* **Given problem**
Copy each line where the word "this" occurs.

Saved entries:
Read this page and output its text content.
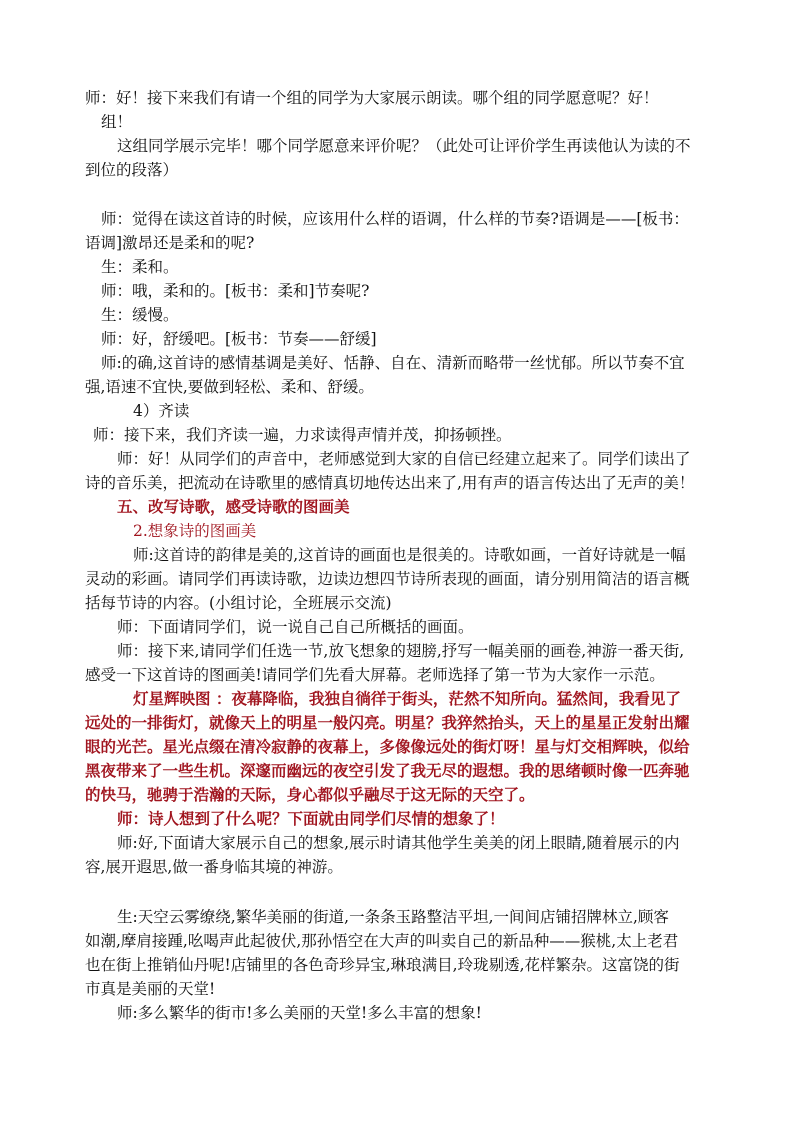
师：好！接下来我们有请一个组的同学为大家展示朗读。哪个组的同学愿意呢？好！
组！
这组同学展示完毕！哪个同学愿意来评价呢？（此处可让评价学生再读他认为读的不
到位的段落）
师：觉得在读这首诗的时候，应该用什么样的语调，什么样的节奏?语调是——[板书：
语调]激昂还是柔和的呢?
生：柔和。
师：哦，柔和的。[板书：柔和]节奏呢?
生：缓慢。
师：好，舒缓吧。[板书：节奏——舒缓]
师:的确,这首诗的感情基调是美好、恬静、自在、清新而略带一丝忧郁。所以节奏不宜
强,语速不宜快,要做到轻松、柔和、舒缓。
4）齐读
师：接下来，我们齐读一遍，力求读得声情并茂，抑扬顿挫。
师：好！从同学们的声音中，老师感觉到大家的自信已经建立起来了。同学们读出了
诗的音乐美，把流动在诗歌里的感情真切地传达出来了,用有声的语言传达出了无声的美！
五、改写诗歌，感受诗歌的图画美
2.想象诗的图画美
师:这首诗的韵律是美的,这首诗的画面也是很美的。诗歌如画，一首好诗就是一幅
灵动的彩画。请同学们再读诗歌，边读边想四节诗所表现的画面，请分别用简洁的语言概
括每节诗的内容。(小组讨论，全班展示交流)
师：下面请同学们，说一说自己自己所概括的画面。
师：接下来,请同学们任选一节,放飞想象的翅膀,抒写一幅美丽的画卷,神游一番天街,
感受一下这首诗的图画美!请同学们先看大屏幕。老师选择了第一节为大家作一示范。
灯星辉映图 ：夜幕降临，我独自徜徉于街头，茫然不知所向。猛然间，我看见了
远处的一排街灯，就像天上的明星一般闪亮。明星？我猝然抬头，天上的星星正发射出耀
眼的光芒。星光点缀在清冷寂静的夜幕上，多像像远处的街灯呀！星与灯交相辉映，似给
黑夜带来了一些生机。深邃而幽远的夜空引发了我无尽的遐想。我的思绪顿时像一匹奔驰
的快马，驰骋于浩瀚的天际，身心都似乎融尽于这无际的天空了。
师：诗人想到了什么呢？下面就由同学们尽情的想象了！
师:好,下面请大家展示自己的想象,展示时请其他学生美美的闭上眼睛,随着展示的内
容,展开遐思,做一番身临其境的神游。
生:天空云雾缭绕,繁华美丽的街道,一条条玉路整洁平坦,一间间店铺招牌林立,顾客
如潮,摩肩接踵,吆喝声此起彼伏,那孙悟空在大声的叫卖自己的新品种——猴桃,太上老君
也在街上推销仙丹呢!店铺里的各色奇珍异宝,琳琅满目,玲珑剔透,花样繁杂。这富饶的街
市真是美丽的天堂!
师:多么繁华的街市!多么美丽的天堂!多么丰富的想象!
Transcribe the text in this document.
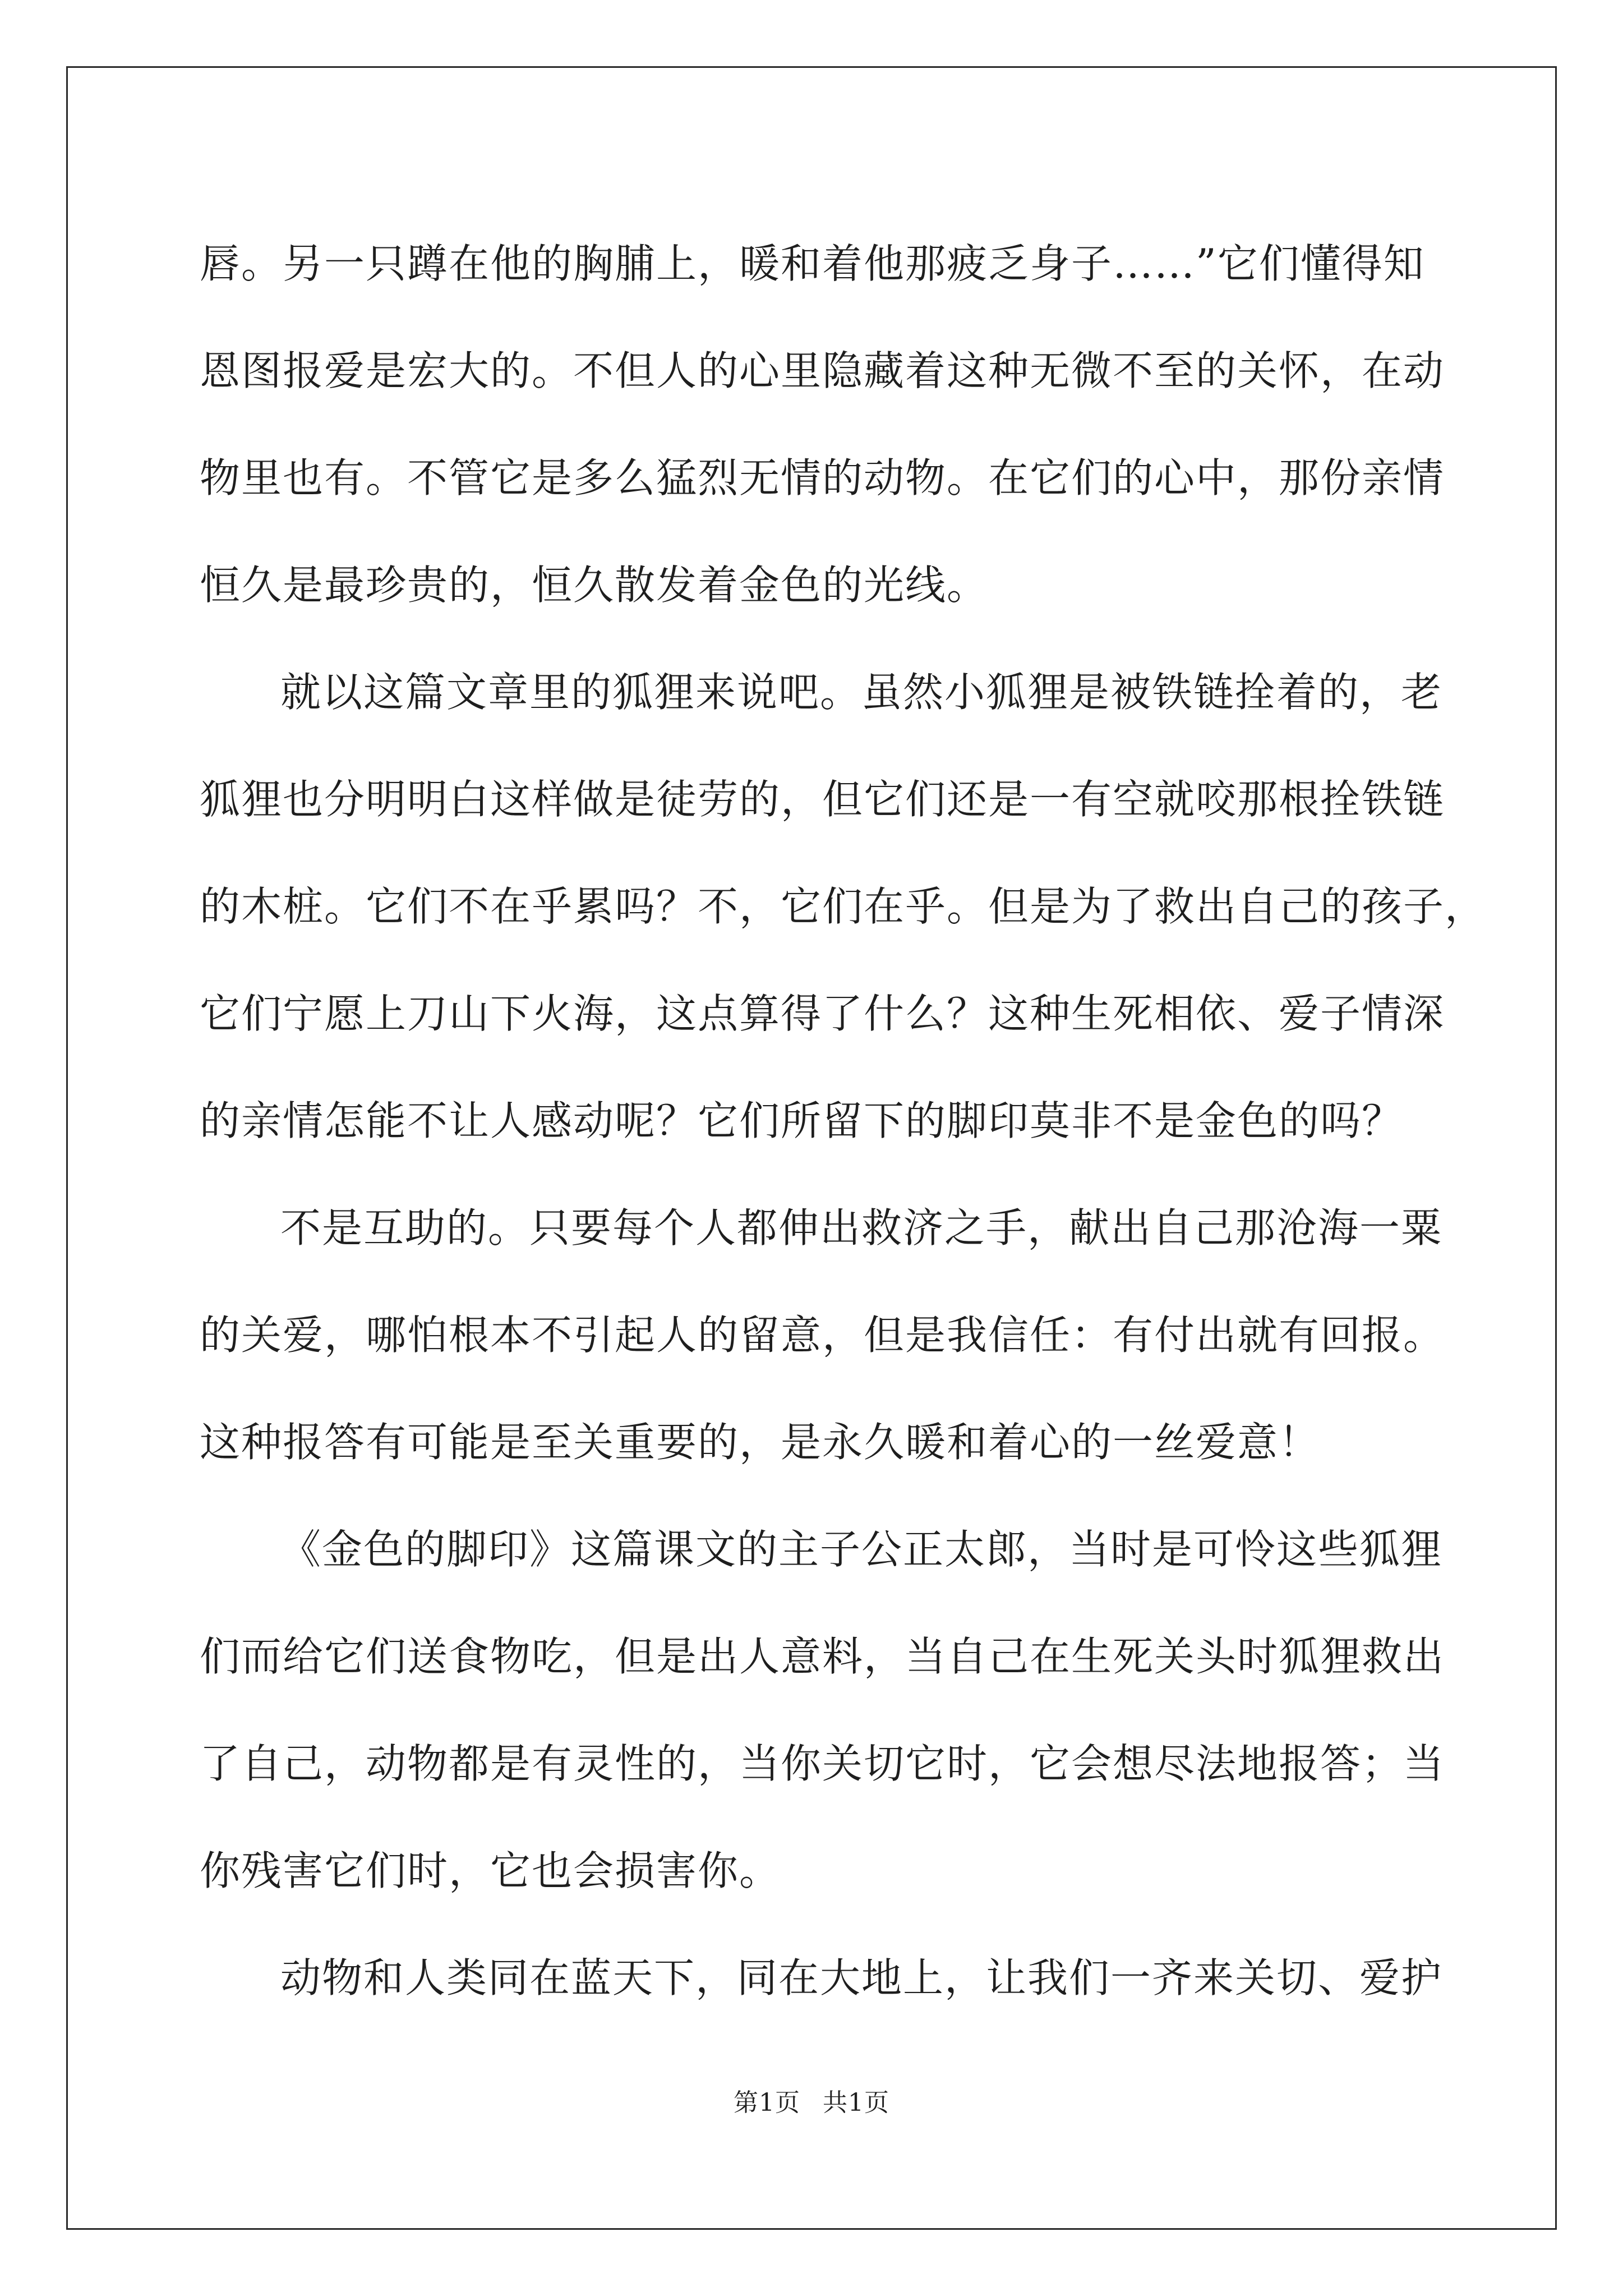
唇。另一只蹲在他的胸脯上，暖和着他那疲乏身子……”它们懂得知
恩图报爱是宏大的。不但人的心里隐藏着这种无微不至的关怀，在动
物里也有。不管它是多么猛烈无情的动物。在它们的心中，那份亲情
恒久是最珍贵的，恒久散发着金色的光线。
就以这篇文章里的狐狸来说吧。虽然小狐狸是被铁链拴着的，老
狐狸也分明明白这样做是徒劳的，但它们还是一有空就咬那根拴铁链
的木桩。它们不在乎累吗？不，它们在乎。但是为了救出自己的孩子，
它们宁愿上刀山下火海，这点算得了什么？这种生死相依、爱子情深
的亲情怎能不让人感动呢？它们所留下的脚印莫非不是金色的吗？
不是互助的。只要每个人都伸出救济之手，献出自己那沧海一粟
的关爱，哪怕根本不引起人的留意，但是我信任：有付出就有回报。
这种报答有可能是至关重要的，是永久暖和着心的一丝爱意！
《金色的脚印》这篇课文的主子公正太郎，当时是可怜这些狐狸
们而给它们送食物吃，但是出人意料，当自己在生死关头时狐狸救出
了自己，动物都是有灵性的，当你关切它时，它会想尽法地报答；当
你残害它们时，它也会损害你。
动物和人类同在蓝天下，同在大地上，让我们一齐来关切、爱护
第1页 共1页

* **Reply**
Read this page and output its text content.
Transcribe the text in this document.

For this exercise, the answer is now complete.